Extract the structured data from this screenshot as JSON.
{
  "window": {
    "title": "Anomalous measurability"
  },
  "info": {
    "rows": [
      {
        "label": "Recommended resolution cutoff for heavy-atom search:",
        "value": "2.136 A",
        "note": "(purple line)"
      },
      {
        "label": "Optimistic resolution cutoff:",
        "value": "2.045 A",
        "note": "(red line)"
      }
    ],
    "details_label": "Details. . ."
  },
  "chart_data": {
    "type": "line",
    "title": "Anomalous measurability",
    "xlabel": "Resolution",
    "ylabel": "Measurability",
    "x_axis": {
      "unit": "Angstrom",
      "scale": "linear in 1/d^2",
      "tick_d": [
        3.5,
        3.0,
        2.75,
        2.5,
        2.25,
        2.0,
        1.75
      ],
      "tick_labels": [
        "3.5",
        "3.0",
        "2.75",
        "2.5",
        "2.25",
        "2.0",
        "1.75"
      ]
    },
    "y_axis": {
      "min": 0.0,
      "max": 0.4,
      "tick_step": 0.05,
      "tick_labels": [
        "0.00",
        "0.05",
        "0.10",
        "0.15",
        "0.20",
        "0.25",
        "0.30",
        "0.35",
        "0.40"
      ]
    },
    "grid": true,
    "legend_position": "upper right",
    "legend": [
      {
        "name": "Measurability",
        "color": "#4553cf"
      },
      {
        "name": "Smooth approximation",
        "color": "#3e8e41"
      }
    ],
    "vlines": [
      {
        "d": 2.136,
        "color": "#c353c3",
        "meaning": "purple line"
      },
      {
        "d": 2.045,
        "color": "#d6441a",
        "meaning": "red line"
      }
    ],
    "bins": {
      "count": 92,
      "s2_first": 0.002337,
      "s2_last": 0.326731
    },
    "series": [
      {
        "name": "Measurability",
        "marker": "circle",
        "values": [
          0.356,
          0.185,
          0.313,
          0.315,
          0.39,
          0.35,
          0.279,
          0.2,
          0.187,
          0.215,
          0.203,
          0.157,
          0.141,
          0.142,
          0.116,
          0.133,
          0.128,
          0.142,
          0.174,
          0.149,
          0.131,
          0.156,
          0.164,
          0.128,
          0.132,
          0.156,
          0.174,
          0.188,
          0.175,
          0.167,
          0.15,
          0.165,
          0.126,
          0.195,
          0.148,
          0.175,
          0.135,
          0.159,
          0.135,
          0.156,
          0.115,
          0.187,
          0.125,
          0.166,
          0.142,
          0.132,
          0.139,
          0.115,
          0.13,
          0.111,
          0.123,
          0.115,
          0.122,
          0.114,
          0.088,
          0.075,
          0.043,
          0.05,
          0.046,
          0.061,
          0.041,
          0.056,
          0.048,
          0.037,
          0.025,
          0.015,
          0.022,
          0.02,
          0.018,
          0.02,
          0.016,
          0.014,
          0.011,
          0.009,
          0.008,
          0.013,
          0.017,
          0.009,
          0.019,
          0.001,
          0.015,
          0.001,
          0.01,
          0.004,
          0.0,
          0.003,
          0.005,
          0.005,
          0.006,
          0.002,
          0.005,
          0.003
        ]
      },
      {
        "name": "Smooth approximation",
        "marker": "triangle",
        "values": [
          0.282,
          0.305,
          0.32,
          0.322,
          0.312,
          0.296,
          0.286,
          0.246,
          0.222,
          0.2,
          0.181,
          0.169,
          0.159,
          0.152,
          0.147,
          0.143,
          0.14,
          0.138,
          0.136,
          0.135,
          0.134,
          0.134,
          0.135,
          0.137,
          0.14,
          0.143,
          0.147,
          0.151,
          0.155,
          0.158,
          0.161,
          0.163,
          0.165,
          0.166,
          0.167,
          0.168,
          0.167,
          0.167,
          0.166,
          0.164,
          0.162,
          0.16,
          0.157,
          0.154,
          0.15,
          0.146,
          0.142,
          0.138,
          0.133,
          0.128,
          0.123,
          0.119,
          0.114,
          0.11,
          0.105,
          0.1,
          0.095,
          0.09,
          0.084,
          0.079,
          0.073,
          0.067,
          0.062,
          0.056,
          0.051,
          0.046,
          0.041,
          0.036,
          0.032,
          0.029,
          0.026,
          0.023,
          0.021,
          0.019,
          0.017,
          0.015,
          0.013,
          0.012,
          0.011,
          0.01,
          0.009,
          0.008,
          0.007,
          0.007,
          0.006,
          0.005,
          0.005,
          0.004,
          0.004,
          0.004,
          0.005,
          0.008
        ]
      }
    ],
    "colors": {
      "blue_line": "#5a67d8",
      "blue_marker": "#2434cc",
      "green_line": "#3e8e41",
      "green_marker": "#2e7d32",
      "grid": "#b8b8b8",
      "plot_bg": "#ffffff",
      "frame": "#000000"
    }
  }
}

> Given task: Exactly reproduce every line of the data above.

> Right answer:
Extract the structured data from this screenshot as JSON.
{
  "window": {
    "title": "Anomalous measurability"
  },
  "info": {
    "rows": [
      {
        "label": "Recommended resolution cutoff for heavy-atom search:",
        "value": "2.136 A",
        "note": "(purple line)"
      },
      {
        "label": "Optimistic resolution cutoff:",
        "value": "2.045 A",
        "note": "(red line)"
      }
    ],
    "details_label": "Details. . ."
  },
  "chart_data": {
    "type": "line",
    "title": "Anomalous measurability",
    "xlabel": "Resolution",
    "ylabel": "Measurability",
    "x_axis": {
      "unit": "Angstrom",
      "scale": "linear in 1/d^2",
      "tick_d": [
        3.5,
        3.0,
        2.75,
        2.5,
        2.25,
        2.0,
        1.75
      ],
      "tick_labels": [
        "3.5",
        "3.0",
        "2.75",
        "2.5",
        "2.25",
        "2.0",
        "1.75"
      ]
    },
    "y_axis": {
      "min": 0.0,
      "max": 0.4,
      "tick_step": 0.05,
      "tick_labels": [
        "0.00",
        "0.05",
        "0.10",
        "0.15",
        "0.20",
        "0.25",
        "0.30",
        "0.35",
        "0.40"
      ]
    },
    "grid": true,
    "legend_position": "upper right",
    "legend": [
      {
        "name": "Measurability",
        "color": "#4553cf"
      },
      {
        "name": "Smooth approximation",
        "color": "#3e8e41"
      }
    ],
    "vlines": [
      {
        "d": 2.136,
        "color": "#c353c3",
        "meaning": "purple line"
      },
      {
        "d": 2.045,
        "color": "#d6441a",
        "meaning": "red line"
      }
    ],
    "bins": {
      "count": 92,
      "s2_first": 0.002337,
      "s2_last": 0.326731
    },
    "series": [
      {
        "name": "Measurability",
        "marker": "circle",
        "values": [
          0.356,
          0.185,
          0.313,
          0.315,
          0.39,
          0.35,
          0.279,
          0.2,
          0.187,
          0.215,
          0.203,
          0.157,
          0.141,
          0.142,
          0.116,
          0.133,
          0.128,
          0.142,
          0.174,
          0.149,
          0.131,
          0.156,
          0.164,
          0.128,
          0.132,
          0.156,
          0.174,
          0.188,
          0.175,
          0.167,
          0.15,
          0.165,
          0.126,
          0.195,
          0.148,
          0.175,
          0.135,
          0.159,
          0.135,
          0.156,
          0.115,
          0.187,
          0.125,
          0.166,
          0.142,
          0.132,
          0.139,
          0.115,
          0.13,
          0.111,
          0.123,
          0.115,
          0.122,
          0.114,
          0.088,
          0.075,
          0.043,
          0.05,
          0.046,
          0.061,
          0.041,
          0.056,
          0.048,
          0.037,
          0.025,
          0.015,
          0.022,
          0.02,
          0.018,
          0.02,
          0.016,
          0.014,
          0.011,
          0.009,
          0.008,
          0.013,
          0.017,
          0.009,
          0.019,
          0.001,
          0.015,
          0.001,
          0.01,
          0.004,
          0.0,
          0.003,
          0.005,
          0.005,
          0.006,
          0.002,
          0.005,
          0.003
        ]
      },
      {
        "name": "Smooth approximation",
        "marker": "triangle",
        "values": [
          0.282,
          0.305,
          0.32,
          0.322,
          0.312,
          0.296,
          0.286,
          0.246,
          0.222,
          0.2,
          0.181,
          0.169,
          0.159,
          0.152,
          0.147,
          0.143,
          0.14,
          0.138,
          0.136,
          0.135,
          0.134,
          0.134,
          0.135,
          0.137,
          0.14,
          0.143,
          0.147,
          0.151,
          0.155,
          0.158,
          0.161,
          0.163,
          0.165,
          0.166,
          0.167,
          0.168,
          0.167,
          0.167,
          0.166,
          0.164,
          0.162,
          0.16,
          0.157,
          0.154,
          0.15,
          0.146,
          0.142,
          0.138,
          0.133,
          0.128,
          0.123,
          0.119,
          0.114,
          0.11,
          0.105,
          0.1,
          0.095,
          0.09,
          0.084,
          0.079,
          0.073,
          0.067,
          0.062,
          0.056,
          0.051,
          0.046,
          0.041,
          0.036,
          0.032,
          0.029,
          0.026,
          0.023,
          0.021,
          0.019,
          0.017,
          0.015,
          0.013,
          0.012,
          0.011,
          0.01,
          0.009,
          0.008,
          0.007,
          0.007,
          0.006,
          0.005,
          0.005,
          0.004,
          0.004,
          0.004,
          0.005,
          0.008
        ]
      }
    ],
    "colors": {
      "blue_line": "#5a67d8",
      "blue_marker": "#2434cc",
      "green_line": "#3e8e41",
      "green_marker": "#2e7d32",
      "grid": "#b8b8b8",
      "plot_bg": "#ffffff",
      "frame": "#000000"
    }
  }
}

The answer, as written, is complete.